Behr syndrome with homozygous C19ORF12 mutation

Abstract

ObjectiveBehr syndrome, first described in 1909 by the ophthalmologist Carl Behr, is a clinical entity characterised by a progressive optic atrophy, ataxia, pyramidal signs and mental retardation. Some reported cases have been found to carry mutations in the OPA1, OPA3 or C12ORF65 genes which are known causes of pure optic atrophy or optic atrophy complicated by movement disorder. MethodsWe present the long-term observation of two Turkish sisters with Behr syndrome. We performed neurophysiological, imaging and molecular genetic studies to identify the underlying genetic cause in our patients. ResultsMagnetic resonance imaging of the brain showed bilateral hypointense signals in the basal ganglia which prompted us to consider neurodegeneration with brain iron accumulation (NBIA) as a differential diagnosis. Molecular genetic studies revealed a homozygous mutation in the C19ORF12 gene which has been previously reported in patients with a subtype of NBIA, mitochondrial membrane protein-associated neurodegeneration (MPAN). ConclusionWe expand the spectrum of genetic causes of Behr syndrome. Genetic testing of patients presenting with Behr syndrome should include C19ORF12 mutation screening.

==========

Please return the whole Behr syndrome abstract above without changing a single word or character.

==========

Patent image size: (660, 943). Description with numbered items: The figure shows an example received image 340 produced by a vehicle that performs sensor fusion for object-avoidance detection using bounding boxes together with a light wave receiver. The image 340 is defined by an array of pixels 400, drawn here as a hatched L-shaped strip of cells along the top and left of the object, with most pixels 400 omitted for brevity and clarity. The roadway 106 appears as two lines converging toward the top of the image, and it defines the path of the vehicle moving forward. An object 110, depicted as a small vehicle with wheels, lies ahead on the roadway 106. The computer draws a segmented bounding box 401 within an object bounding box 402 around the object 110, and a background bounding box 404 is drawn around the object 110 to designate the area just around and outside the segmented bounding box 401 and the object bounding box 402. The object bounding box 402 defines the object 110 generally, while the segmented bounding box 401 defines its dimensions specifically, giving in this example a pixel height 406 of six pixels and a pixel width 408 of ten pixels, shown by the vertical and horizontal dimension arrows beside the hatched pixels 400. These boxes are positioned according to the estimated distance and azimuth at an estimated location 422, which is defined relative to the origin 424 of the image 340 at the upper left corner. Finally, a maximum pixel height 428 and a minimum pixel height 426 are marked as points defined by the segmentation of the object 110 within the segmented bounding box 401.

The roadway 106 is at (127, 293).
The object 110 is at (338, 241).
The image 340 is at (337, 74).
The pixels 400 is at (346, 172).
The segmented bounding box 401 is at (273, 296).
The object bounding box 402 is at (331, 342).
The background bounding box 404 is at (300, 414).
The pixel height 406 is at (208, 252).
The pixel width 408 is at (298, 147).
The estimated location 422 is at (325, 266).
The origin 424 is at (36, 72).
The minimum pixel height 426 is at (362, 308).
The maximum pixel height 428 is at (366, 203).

==========

- **Answer space**
Behr syndrome with homozygous C19ORF12 mutation

Abstract

ObjectiveBehr syndrome, first described in 1909 by the ophthalmologist Carl Behr, is a clinical entity characterised by a progressive optic atrophy, ataxia, pyramidal signs and mental retardation. Some reported cases have been found to carry mutations in the OPA1, OPA3 or C12ORF65 genes which are known causes of pure optic atrophy or optic atrophy complicated by movement disorder. MethodsWe present the long-term observation of two Turkish sisters with Behr syndrome. We performed neurophysiological, imaging and molecular genetic studies to identify the underlying genetic cause in our patients. ResultsMagnetic resonance imaging of the brain showed bilateral hypointense signals in the basal ganglia which prompted us to consider neurodegeneration with brain iron accumulation (NBIA) as a differential diagnosis. Molecular genetic studies revealed a homozygous mutation in the C19ORF12 gene which has been previously reported in patients with a subtype of NBIA, mitochondrial membrane protein-associated neurodegeneration (MPAN). ConclusionWe expand the spectrum of genetic causes of Behr syndrome. Genetic testing of patients presenting with Behr syndrome should include C19ORF12 mutation screening.